What is required: Make an exact copy of the lines below.

Given information:
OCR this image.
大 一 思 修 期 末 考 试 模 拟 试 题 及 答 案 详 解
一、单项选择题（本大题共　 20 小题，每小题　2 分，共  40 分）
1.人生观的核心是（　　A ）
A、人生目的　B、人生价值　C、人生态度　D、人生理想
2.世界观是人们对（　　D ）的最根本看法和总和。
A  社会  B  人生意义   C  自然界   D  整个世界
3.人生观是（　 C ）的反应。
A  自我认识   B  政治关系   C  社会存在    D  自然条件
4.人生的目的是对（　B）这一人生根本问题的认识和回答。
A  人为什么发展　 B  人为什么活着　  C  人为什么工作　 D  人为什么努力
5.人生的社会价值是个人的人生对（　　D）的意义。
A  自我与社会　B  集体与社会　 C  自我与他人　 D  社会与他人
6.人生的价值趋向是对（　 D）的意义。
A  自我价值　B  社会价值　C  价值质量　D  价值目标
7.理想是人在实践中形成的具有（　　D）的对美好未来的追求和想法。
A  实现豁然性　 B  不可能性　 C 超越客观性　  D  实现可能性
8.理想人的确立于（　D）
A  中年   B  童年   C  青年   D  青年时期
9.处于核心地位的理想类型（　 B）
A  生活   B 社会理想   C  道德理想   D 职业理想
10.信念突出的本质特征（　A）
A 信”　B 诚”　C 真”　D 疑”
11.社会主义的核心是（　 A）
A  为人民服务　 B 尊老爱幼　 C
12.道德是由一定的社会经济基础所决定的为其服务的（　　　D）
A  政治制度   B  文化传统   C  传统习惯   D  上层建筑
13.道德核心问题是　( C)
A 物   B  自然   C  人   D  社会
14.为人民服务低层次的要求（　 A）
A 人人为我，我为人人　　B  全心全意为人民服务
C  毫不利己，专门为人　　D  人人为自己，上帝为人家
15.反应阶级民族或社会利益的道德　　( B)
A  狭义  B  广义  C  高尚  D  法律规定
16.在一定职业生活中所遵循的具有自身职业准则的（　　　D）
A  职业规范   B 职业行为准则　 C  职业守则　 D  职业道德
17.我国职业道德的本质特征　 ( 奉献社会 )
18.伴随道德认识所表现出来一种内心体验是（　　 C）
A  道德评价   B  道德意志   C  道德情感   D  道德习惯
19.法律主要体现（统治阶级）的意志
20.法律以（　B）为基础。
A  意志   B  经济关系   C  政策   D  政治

Result of the exercise:
OCR this image.
大 一 思 修 期 末 考 试 模 拟 试 题 及 答 案 详 解
一、单项选择题（本大题共　 20 小题，每小题　2 分，共  40 分）
1.人生观的核心是（　　A ）
A、人生目的　B、人生价值　C、人生态度　D、人生理想
2.世界观是人们对（　　D ）的最根本看法和总和。
A  社会  B  人生意义   C  自然界   D  整个世界
3.人生观是（　 C ）的反应。
A  自我认识   B  政治关系   C  社会存在    D  自然条件
4.人生的目的是对（　B）这一人生根本问题的认识和回答。
A  人为什么发展　 B  人为什么活着　  C  人为什么工作　 D  人为什么努力
5.人生的社会价值是个人的人生对（　　D）的意义。
A  自我与社会　B  集体与社会　 C  自我与他人　 D  社会与他人
6.人生的价值趋向是对（　 D）的意义。
A  自我价值　B  社会价值　C  价值质量　D  价值目标
7.理想是人在实践中形成的具有（　　D）的对美好未来的追求和想法。
A  实现豁然性　 B  不可能性　 C 超越客观性　  D  实现可能性
8.理想人的确立于（　D）
A  中年   B  童年   C  青年   D  青年时期
9.处于核心地位的理想类型（　 B）
A  生活   B 社会理想   C  道德理想   D 职业理想
10.信念突出的本质特征（　A）
A 信”　B 诚”　C 真”　D 疑”
11.社会主义的核心是（　 A）
A  为人民服务　 B 尊老爱幼　 C
12.道德是由一定的社会经济基础所决定的为其服务的（　　　D）
A  政治制度   B  文化传统   C  传统习惯   D  上层建筑
13.道德核心问题是　( C)
A 物   B  自然   C  人   D  社会
14.为人民服务低层次的要求（　 A）
A 人人为我，我为人人　　B  全心全意为人民服务
C  毫不利己，专门为人　　D  人人为自己，上帝为人家
15.反应阶级民族或社会利益的道德　　( B)
A  狭义  B  广义  C  高尚  D  法律规定
16.在一定职业生活中所遵循的具有自身职业准则的（　　　D）
A  职业规范   B 职业行为准则　 C  职业守则　 D  职业道德
17.我国职业道德的本质特征　 ( 奉献社会 )
18.伴随道德认识所表现出来一种内心体验是（　　 C）
A  道德评价   B  道德意志   C  道德情感   D  道德习惯
19.法律主要体现（统治阶级）的意志
20.法律以（　B）为基础。
A  意志   B  经济关系   C  政策   D  政治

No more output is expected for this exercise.